[Data in this exercise]
+++

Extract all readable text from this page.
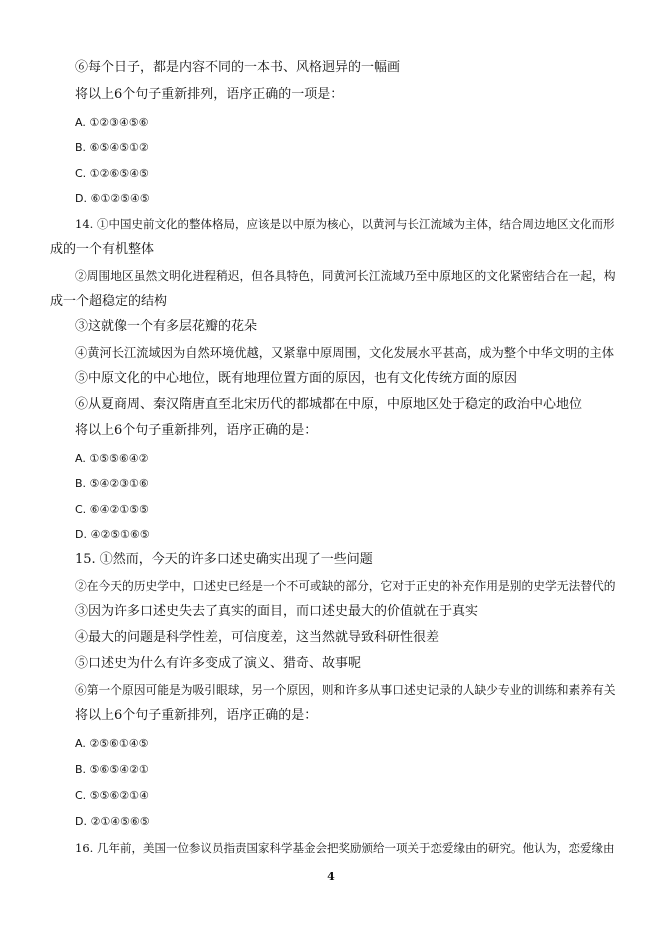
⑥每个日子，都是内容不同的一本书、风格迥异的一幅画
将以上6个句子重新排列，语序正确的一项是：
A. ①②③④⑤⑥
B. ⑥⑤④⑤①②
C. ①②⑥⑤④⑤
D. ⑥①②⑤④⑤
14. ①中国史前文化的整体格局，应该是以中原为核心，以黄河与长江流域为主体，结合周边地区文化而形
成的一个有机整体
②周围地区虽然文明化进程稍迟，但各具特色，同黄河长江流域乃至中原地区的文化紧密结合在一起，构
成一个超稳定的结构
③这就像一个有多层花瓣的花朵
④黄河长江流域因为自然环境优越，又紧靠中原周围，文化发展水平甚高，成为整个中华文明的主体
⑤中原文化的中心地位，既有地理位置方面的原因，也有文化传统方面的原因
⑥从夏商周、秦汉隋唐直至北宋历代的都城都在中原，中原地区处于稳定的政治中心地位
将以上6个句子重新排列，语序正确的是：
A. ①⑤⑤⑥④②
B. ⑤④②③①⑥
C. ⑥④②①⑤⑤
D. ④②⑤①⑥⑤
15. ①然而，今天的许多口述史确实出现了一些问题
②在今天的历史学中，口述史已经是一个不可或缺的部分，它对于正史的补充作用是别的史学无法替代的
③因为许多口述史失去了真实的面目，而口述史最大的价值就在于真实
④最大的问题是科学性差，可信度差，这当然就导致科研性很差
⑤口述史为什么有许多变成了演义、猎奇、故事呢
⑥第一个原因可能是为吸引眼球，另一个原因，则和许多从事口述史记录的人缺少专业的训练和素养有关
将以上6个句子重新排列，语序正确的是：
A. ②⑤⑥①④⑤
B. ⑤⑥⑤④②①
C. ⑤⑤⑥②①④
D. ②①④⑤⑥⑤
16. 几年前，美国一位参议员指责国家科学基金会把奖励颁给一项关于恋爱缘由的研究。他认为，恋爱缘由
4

+++

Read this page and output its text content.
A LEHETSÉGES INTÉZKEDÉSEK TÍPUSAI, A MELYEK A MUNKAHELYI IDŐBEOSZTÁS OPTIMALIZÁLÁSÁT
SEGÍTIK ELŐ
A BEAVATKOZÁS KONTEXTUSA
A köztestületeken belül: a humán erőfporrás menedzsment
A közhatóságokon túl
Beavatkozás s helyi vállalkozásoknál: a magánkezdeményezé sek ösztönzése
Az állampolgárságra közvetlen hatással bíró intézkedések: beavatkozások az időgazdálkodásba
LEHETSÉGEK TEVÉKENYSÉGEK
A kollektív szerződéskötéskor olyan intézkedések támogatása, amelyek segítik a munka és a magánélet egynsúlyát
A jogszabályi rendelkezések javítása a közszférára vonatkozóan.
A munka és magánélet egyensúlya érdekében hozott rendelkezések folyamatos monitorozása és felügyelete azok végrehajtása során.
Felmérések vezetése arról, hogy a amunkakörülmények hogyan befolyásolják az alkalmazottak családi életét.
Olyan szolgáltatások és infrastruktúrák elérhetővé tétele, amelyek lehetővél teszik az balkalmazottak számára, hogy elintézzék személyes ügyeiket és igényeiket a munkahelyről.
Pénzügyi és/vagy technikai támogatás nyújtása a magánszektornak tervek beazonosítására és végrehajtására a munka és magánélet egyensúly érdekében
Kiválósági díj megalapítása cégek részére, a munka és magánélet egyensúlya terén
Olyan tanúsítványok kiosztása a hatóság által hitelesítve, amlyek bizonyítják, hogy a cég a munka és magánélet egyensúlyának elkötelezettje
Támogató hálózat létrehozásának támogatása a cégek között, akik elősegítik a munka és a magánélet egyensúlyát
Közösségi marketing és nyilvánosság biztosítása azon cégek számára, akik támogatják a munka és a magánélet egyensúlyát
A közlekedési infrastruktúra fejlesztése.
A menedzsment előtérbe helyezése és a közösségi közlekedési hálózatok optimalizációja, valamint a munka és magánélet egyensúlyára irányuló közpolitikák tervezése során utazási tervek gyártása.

+++

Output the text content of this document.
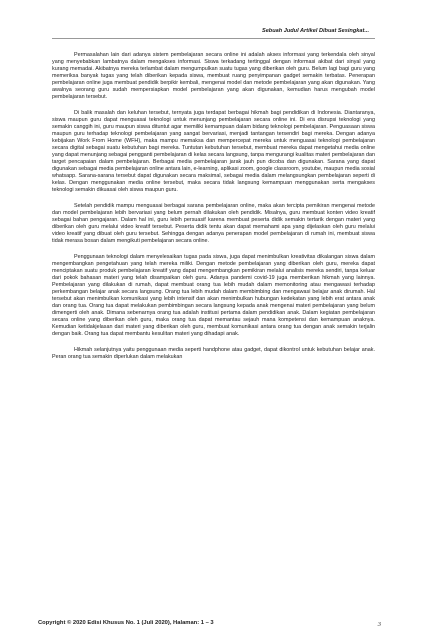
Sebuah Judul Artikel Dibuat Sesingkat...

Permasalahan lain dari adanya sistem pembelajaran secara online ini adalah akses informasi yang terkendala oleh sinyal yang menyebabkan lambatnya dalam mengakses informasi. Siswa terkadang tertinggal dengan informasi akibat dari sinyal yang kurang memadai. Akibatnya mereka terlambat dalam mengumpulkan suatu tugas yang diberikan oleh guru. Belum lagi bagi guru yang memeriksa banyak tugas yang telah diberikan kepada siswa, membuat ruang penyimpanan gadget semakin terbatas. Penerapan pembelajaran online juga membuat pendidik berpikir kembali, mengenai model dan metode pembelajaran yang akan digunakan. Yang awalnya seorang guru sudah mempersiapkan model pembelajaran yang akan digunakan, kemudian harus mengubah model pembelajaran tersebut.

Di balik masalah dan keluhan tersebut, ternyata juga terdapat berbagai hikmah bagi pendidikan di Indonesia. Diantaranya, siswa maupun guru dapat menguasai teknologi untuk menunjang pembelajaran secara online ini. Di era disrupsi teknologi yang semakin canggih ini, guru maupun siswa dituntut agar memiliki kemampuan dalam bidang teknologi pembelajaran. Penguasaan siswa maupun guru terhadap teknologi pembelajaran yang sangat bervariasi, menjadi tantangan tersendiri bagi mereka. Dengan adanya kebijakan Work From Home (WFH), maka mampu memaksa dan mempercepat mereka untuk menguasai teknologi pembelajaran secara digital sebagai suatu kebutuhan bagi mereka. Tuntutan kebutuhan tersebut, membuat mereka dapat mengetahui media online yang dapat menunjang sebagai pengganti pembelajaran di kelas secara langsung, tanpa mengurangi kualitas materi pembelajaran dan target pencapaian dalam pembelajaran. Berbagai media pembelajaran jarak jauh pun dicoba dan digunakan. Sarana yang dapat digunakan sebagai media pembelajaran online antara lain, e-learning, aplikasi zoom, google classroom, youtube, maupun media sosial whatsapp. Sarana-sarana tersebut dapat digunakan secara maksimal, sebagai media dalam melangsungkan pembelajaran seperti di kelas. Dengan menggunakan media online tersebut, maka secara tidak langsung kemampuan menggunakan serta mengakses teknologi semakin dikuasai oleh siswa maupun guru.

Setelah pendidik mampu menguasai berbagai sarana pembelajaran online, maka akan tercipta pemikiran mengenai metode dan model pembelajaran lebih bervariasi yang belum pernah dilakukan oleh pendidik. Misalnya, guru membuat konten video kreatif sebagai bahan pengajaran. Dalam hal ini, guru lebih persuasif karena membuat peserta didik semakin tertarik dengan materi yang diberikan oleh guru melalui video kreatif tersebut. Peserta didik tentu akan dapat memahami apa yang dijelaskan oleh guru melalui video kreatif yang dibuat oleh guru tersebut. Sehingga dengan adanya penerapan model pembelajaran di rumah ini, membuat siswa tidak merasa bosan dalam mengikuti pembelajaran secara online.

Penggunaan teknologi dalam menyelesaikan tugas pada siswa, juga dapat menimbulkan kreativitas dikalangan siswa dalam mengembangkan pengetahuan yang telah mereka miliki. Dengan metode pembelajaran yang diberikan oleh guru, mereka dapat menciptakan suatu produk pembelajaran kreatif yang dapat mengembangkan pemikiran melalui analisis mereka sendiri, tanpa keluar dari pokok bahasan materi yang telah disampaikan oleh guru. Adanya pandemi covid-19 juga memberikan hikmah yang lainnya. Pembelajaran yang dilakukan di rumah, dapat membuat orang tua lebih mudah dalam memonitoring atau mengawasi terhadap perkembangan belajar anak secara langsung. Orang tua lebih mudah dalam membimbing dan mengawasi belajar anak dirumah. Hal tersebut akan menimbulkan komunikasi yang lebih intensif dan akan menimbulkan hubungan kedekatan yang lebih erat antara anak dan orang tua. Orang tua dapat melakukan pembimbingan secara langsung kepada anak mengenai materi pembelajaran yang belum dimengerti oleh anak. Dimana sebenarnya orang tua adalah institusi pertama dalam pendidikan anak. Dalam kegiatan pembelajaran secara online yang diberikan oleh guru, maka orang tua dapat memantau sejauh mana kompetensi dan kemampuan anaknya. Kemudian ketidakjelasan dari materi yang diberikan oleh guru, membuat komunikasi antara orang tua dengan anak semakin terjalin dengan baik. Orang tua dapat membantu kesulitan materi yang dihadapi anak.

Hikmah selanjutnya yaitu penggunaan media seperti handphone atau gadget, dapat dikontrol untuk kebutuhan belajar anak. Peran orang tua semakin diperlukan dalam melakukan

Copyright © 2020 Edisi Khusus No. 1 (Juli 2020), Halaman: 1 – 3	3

+++

[Task directions] Look through the data above. Find each line with the string "cégek" and copy it.

[Answer for this exercise]
Kiválósági díj megalapítása cégek részére, a munka és magánélet egyensúlya terén
Támogató hálózat létrehozásának támogatása a cégek között, akik elősegítik a munka és a magánélet egyensúlyát
Közösségi marketing és nyilvánosság biztosítása azon cégek számára, akik támogatják a munka és a magánélet egyensúlyát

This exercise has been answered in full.